Rows from a figure dataset:
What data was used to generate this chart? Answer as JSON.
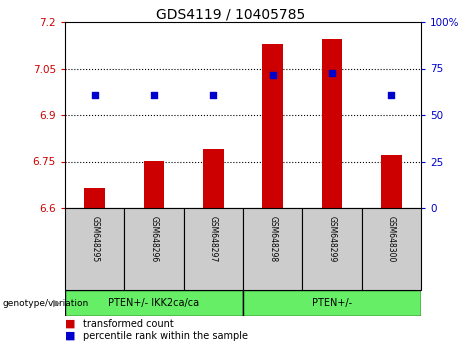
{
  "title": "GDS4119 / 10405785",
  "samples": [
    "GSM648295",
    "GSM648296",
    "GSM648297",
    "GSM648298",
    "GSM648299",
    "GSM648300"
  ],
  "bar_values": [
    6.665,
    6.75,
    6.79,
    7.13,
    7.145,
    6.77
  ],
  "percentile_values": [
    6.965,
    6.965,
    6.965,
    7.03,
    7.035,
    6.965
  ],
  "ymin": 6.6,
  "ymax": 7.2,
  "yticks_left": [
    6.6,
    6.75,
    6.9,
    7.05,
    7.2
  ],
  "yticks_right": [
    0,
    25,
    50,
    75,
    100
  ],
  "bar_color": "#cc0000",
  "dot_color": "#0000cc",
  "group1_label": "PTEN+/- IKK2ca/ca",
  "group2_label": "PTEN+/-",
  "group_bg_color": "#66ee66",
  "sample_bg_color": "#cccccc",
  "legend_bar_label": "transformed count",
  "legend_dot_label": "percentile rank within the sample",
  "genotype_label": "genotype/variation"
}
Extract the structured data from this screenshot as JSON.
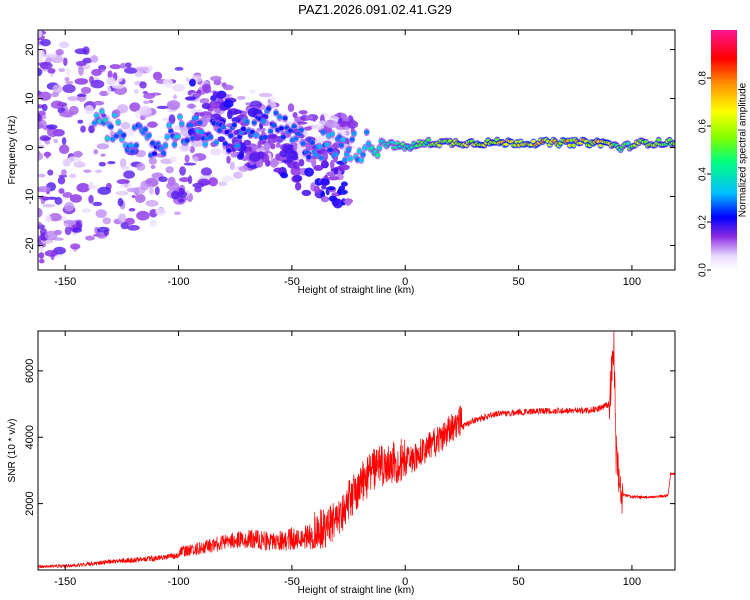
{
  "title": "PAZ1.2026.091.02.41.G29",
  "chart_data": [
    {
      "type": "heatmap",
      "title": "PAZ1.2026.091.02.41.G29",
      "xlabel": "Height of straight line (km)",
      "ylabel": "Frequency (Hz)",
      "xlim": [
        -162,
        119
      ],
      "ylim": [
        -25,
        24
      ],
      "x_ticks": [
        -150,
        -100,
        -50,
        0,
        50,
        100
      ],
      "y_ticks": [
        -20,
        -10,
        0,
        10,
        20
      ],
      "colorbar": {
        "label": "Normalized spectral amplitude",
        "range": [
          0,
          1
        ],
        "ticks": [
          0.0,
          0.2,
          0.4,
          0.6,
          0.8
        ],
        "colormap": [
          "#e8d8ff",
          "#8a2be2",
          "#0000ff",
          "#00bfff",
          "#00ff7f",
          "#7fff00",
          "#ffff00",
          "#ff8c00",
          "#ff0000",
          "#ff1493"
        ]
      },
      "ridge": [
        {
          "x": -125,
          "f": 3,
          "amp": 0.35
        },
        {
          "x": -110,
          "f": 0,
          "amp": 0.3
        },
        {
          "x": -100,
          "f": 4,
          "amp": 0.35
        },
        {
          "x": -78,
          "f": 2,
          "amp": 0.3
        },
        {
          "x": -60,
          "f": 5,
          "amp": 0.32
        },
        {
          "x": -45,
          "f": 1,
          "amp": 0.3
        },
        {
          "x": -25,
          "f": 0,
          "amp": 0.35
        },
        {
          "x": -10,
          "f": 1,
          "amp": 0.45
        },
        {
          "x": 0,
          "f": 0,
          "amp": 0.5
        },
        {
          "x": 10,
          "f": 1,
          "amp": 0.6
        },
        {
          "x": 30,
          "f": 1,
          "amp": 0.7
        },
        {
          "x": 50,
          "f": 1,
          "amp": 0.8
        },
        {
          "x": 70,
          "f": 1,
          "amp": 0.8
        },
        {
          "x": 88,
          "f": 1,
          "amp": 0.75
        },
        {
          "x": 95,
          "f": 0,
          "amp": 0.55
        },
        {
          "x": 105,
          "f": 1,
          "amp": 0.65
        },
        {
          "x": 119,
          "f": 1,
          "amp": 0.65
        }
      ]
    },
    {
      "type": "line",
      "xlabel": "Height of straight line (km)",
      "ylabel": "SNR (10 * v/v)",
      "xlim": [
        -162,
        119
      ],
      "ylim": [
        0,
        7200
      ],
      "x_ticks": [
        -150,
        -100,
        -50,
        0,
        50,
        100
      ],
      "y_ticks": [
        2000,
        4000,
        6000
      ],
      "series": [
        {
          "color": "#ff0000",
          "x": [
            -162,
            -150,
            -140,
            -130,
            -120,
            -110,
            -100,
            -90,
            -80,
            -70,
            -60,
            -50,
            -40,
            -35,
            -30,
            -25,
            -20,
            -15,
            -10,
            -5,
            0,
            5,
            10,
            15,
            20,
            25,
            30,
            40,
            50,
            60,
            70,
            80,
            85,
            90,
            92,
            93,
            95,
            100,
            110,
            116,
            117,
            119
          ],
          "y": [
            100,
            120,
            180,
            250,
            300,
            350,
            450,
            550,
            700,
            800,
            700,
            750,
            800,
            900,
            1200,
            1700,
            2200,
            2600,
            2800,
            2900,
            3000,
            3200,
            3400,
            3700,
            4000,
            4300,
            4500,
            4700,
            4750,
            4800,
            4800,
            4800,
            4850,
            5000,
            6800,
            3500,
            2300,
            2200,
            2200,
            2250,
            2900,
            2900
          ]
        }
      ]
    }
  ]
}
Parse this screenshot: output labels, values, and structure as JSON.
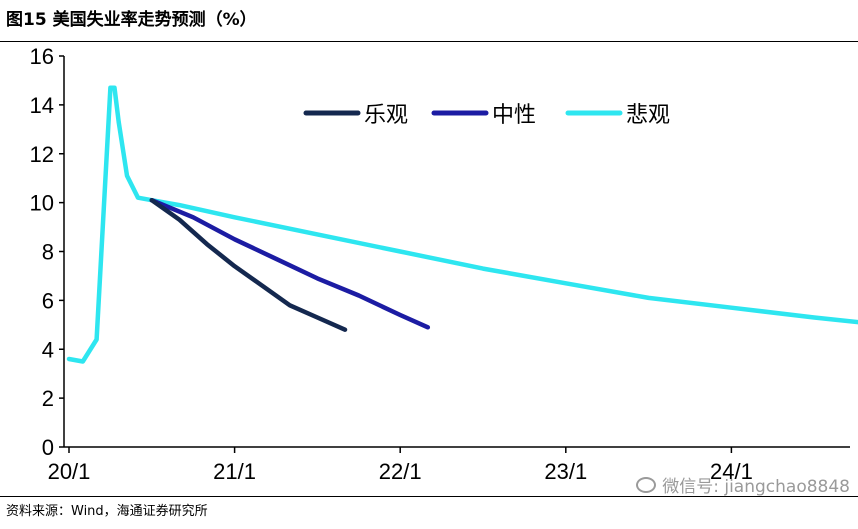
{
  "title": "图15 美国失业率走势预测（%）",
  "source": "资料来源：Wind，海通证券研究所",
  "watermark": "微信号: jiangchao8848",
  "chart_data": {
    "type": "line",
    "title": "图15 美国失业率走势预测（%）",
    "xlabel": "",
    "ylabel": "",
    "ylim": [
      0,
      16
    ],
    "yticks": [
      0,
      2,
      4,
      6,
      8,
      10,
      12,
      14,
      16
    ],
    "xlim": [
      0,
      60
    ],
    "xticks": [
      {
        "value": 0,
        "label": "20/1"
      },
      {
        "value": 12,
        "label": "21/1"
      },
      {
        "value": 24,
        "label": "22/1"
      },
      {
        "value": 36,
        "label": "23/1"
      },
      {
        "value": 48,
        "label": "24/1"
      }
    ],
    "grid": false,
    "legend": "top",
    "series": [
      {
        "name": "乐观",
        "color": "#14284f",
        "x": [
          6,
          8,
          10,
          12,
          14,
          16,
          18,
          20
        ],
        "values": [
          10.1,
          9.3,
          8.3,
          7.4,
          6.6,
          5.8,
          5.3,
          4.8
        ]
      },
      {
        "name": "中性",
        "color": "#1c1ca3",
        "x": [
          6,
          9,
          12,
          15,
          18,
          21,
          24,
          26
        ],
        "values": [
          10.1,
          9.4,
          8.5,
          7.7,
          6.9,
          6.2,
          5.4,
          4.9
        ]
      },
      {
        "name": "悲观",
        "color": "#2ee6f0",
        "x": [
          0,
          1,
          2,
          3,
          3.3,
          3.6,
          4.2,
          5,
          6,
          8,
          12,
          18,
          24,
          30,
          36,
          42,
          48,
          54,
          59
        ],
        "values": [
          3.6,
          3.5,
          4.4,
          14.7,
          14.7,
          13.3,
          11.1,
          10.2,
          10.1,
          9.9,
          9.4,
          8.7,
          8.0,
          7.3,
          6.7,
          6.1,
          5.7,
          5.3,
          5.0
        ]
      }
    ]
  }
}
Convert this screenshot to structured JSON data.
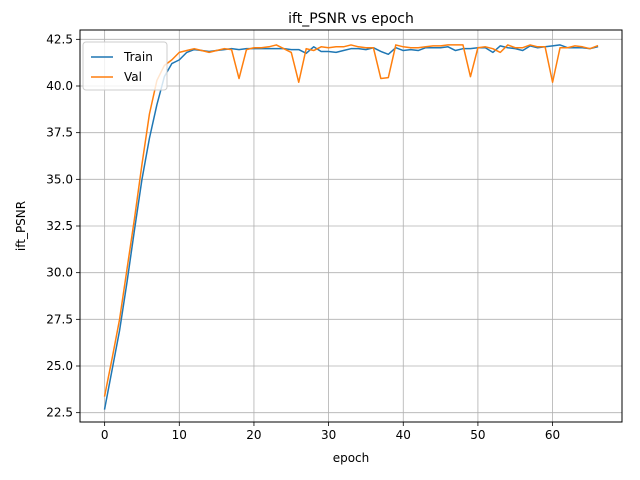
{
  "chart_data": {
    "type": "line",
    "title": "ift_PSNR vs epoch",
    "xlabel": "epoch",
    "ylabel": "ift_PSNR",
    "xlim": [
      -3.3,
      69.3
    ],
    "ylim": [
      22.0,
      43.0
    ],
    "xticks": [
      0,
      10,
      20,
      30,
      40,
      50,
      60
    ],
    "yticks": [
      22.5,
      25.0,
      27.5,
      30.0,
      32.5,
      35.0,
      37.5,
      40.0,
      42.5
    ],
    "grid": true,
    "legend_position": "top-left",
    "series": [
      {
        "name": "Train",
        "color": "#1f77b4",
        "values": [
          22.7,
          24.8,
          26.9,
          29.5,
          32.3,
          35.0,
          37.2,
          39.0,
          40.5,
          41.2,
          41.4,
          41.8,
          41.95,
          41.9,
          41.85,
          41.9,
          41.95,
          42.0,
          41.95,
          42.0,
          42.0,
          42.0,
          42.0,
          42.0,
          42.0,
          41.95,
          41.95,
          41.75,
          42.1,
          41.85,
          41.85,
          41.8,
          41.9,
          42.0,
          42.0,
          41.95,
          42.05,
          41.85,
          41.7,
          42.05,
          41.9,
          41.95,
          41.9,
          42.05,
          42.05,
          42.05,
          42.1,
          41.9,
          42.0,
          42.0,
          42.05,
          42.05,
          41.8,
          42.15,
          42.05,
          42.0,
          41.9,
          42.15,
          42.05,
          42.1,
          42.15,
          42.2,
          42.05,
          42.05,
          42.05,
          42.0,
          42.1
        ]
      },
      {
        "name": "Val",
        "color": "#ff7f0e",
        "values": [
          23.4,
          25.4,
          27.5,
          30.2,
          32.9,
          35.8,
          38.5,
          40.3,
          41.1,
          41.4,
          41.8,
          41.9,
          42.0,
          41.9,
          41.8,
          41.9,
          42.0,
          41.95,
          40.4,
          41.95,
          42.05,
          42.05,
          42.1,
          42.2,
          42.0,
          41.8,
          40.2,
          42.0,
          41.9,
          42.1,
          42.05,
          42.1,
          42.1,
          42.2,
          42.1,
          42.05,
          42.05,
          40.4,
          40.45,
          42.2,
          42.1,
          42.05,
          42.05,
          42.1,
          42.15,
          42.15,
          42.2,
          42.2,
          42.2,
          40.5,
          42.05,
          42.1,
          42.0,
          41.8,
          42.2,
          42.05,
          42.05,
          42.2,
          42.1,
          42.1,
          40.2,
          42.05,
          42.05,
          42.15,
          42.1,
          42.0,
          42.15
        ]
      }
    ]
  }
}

### Given request
Check each line of the records for the word "structured", and show the lines that contain it.

### Task answer
Extract the structured data from this screenshot as JSON.
Convert this screenshot to structured JSON data.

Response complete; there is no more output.